The task —
Look below. Copy each line that has "wood" in it.

Records to use —
※
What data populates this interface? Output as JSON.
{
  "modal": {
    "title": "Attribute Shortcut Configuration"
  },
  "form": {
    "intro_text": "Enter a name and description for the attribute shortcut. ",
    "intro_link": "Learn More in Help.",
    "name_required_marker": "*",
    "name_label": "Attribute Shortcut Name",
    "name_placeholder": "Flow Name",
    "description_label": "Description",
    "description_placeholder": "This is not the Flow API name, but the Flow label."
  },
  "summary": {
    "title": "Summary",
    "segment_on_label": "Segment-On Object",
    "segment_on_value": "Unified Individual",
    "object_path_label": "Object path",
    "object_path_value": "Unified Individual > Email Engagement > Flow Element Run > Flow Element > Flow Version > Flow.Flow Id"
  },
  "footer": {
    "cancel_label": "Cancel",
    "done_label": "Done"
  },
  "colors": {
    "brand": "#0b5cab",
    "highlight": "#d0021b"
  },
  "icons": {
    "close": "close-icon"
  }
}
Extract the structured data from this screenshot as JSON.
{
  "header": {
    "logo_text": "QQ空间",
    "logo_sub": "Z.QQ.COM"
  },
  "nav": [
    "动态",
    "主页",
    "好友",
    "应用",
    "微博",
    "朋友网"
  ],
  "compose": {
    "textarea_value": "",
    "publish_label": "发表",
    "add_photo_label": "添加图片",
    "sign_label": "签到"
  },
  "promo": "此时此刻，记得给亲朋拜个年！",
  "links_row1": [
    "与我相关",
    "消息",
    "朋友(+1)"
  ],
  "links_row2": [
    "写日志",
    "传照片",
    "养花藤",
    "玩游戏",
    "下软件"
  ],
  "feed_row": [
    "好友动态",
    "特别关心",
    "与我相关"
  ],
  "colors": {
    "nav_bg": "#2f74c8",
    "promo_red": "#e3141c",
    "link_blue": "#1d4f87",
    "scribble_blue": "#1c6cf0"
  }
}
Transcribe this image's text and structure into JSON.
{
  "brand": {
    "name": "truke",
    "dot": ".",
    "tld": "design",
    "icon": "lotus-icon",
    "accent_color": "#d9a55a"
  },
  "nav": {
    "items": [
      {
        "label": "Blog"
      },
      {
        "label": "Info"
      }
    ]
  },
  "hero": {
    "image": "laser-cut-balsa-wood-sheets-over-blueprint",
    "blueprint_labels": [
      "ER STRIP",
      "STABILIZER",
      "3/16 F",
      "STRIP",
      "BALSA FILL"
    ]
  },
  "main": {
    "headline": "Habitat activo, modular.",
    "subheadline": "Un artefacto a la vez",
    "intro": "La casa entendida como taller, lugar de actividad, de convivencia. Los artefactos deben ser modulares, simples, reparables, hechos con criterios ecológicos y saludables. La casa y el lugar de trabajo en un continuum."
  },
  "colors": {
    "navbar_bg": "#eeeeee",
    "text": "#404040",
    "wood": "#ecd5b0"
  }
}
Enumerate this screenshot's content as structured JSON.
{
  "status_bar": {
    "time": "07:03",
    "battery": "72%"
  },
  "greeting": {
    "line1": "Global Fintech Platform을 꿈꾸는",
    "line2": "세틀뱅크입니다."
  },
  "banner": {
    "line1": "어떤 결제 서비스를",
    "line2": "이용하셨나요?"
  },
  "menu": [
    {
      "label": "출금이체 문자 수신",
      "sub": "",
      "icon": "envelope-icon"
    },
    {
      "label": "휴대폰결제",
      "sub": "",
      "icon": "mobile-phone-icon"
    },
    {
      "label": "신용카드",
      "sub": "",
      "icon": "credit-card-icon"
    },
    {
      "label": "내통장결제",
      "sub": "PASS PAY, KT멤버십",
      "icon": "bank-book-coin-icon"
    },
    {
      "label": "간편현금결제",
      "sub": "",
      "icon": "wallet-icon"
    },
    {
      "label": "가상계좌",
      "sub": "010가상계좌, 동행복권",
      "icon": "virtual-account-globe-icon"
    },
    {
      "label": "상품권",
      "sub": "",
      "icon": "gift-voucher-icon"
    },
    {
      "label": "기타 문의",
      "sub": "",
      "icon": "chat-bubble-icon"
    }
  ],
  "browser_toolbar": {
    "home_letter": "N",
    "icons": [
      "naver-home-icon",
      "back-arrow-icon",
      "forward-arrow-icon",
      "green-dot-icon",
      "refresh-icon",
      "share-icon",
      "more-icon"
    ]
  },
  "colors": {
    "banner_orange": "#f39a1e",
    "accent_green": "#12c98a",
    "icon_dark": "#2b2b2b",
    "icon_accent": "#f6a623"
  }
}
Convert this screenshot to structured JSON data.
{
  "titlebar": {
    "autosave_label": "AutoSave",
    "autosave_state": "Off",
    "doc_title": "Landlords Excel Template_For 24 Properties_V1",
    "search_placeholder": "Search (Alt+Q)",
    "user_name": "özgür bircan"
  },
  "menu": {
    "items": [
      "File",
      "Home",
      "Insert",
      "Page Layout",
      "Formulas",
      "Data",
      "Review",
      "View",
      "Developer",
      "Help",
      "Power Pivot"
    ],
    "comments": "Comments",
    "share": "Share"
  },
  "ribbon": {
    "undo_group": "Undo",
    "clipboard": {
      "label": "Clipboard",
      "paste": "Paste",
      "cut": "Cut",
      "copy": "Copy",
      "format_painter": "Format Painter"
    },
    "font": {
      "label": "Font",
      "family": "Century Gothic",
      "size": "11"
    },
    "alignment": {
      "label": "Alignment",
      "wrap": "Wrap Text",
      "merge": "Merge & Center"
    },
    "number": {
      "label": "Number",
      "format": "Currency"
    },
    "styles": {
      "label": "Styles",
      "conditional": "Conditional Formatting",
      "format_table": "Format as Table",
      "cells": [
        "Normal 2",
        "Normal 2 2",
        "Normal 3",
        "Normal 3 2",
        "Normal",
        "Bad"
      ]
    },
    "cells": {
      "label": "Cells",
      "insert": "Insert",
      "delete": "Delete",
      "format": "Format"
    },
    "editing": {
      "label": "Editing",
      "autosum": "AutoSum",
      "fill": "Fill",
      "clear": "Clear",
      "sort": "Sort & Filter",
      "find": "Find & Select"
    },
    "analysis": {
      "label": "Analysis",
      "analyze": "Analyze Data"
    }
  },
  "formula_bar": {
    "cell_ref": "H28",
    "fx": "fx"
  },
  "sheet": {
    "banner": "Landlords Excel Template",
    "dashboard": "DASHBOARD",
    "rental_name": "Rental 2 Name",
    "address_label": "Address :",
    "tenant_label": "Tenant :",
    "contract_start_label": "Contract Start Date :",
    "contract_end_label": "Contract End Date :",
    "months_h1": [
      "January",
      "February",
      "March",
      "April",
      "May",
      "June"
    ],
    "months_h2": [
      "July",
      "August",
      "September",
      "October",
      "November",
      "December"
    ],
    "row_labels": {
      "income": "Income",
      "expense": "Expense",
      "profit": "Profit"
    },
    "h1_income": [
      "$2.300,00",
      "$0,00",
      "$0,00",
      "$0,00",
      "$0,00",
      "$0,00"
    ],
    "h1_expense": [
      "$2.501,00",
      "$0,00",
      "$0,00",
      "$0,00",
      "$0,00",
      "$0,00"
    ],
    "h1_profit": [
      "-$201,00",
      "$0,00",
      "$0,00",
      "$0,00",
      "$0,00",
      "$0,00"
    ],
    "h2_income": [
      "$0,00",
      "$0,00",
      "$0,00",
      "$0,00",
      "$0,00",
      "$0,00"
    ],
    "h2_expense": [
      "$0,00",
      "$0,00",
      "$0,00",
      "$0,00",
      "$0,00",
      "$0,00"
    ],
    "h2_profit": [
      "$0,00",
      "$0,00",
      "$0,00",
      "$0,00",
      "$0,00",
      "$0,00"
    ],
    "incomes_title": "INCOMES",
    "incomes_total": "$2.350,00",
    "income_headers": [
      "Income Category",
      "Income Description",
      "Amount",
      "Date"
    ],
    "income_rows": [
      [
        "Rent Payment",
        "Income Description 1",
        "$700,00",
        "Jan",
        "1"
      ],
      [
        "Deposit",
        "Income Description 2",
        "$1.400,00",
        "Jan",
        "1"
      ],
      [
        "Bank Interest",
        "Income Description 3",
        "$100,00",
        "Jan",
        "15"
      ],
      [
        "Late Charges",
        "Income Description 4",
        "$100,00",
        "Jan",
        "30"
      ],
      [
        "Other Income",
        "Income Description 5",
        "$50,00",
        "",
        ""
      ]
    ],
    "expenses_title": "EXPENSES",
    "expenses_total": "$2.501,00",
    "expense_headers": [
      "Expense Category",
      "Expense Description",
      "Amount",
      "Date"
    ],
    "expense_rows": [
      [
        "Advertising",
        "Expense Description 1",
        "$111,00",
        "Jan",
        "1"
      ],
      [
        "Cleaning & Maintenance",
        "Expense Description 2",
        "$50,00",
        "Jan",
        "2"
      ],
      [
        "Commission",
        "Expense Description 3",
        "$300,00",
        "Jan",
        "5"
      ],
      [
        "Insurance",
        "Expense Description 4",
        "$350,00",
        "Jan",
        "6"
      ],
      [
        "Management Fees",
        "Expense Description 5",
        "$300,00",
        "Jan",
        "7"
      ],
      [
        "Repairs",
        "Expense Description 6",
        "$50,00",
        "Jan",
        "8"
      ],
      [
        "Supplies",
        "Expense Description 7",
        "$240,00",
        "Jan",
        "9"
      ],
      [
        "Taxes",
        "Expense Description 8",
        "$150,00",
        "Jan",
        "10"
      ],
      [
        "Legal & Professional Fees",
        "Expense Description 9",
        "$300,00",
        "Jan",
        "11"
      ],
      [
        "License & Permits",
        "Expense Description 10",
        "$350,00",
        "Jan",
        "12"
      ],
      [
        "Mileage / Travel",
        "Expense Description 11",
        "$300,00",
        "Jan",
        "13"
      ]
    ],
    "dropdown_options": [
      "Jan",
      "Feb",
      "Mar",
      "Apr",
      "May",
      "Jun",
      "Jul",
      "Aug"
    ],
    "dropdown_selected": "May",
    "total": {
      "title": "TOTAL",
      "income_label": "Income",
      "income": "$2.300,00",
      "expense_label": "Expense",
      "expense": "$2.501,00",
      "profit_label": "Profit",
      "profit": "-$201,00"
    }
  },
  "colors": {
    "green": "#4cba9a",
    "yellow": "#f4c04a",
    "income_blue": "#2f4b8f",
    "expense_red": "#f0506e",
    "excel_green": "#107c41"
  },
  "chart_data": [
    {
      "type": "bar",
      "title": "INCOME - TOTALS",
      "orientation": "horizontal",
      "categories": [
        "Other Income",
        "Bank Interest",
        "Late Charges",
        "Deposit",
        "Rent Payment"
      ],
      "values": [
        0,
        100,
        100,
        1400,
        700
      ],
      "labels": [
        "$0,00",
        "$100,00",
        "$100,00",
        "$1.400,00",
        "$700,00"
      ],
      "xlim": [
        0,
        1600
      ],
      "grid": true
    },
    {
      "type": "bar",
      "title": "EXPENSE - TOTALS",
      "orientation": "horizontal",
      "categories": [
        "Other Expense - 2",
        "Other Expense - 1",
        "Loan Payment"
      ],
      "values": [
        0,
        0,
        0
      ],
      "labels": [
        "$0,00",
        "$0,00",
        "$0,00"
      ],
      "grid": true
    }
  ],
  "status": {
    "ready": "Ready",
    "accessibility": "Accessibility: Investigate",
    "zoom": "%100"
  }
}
※
Exercise output —
    "image": "laser-cut-balsa-wood-sheets-over-blueprint",
    "wood": "#ecd5b0"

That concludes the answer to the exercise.